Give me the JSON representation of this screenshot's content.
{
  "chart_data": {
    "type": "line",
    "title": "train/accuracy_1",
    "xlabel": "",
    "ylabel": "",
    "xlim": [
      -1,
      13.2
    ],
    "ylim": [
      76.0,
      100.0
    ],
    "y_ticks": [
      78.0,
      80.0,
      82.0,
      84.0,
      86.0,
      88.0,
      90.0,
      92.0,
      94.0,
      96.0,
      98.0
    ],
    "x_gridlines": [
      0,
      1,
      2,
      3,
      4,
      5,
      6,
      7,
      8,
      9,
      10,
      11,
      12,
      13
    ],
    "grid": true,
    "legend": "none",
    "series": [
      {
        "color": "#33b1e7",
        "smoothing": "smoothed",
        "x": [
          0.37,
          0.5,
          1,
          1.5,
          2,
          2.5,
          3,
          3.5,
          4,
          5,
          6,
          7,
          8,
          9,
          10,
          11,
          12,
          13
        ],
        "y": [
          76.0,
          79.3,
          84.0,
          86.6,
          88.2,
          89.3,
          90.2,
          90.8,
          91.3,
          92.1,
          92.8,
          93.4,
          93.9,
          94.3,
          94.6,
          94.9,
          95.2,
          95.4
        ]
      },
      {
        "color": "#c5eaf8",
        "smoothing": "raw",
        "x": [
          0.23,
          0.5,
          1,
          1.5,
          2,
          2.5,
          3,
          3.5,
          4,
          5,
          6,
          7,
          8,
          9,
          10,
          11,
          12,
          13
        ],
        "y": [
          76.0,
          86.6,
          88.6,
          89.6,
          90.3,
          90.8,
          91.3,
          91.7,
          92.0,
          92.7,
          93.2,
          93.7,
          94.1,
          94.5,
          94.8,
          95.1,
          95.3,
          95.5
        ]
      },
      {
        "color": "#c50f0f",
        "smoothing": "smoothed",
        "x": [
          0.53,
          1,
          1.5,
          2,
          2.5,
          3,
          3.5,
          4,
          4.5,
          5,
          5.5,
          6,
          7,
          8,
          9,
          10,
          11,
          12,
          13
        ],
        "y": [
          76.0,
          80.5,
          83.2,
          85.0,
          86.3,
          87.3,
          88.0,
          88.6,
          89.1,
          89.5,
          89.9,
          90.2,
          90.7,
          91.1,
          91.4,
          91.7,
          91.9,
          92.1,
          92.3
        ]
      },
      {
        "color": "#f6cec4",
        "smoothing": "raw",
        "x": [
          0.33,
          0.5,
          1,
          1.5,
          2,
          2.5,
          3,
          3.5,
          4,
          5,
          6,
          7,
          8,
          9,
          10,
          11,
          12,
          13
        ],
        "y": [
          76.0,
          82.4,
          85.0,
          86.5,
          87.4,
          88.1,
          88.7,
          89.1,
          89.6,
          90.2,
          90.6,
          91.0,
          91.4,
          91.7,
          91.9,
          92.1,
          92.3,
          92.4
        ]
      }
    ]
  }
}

________________________

◆ Required task ◆
Retype the whole listing, matching it exactly.

◆ Response to the task ◆
Give me the JSON representation of this screenshot's content.
{
  "chart_data": {
    "type": "line",
    "title": "train/accuracy_1",
    "xlabel": "",
    "ylabel": "",
    "xlim": [
      -1,
      13.2
    ],
    "ylim": [
      76.0,
      100.0
    ],
    "y_ticks": [
      78.0,
      80.0,
      82.0,
      84.0,
      86.0,
      88.0,
      90.0,
      92.0,
      94.0,
      96.0,
      98.0
    ],
    "x_gridlines": [
      0,
      1,
      2,
      3,
      4,
      5,
      6,
      7,
      8,
      9,
      10,
      11,
      12,
      13
    ],
    "grid": true,
    "legend": "none",
    "series": [
      {
        "color": "#33b1e7",
        "smoothing": "smoothed",
        "x": [
          0.37,
          0.5,
          1,
          1.5,
          2,
          2.5,
          3,
          3.5,
          4,
          5,
          6,
          7,
          8,
          9,
          10,
          11,
          12,
          13
        ],
        "y": [
          76.0,
          79.3,
          84.0,
          86.6,
          88.2,
          89.3,
          90.2,
          90.8,
          91.3,
          92.1,
          92.8,
          93.4,
          93.9,
          94.3,
          94.6,
          94.9,
          95.2,
          95.4
        ]
      },
      {
        "color": "#c5eaf8",
        "smoothing": "raw",
        "x": [
          0.23,
          0.5,
          1,
          1.5,
          2,
          2.5,
          3,
          3.5,
          4,
          5,
          6,
          7,
          8,
          9,
          10,
          11,
          12,
          13
        ],
        "y": [
          76.0,
          86.6,
          88.6,
          89.6,
          90.3,
          90.8,
          91.3,
          91.7,
          92.0,
          92.7,
          93.2,
          93.7,
          94.1,
          94.5,
          94.8,
          95.1,
          95.3,
          95.5
        ]
      },
      {
        "color": "#c50f0f",
        "smoothing": "smoothed",
        "x": [
          0.53,
          1,
          1.5,
          2,
          2.5,
          3,
          3.5,
          4,
          4.5,
          5,
          5.5,
          6,
          7,
          8,
          9,
          10,
          11,
          12,
          13
        ],
        "y": [
          76.0,
          80.5,
          83.2,
          85.0,
          86.3,
          87.3,
          88.0,
          88.6,
          89.1,
          89.5,
          89.9,
          90.2,
          90.7,
          91.1,
          91.4,
          91.7,
          91.9,
          92.1,
          92.3
        ]
      },
      {
        "color": "#f6cec4",
        "smoothing": "raw",
        "x": [
          0.33,
          0.5,
          1,
          1.5,
          2,
          2.5,
          3,
          3.5,
          4,
          5,
          6,
          7,
          8,
          9,
          10,
          11,
          12,
          13
        ],
        "y": [
          76.0,
          82.4,
          85.0,
          86.5,
          87.4,
          88.1,
          88.7,
          89.1,
          89.6,
          90.2,
          90.6,
          91.0,
          91.4,
          91.7,
          91.9,
          92.1,
          92.3,
          92.4
        ]
      }
    ]
  }
}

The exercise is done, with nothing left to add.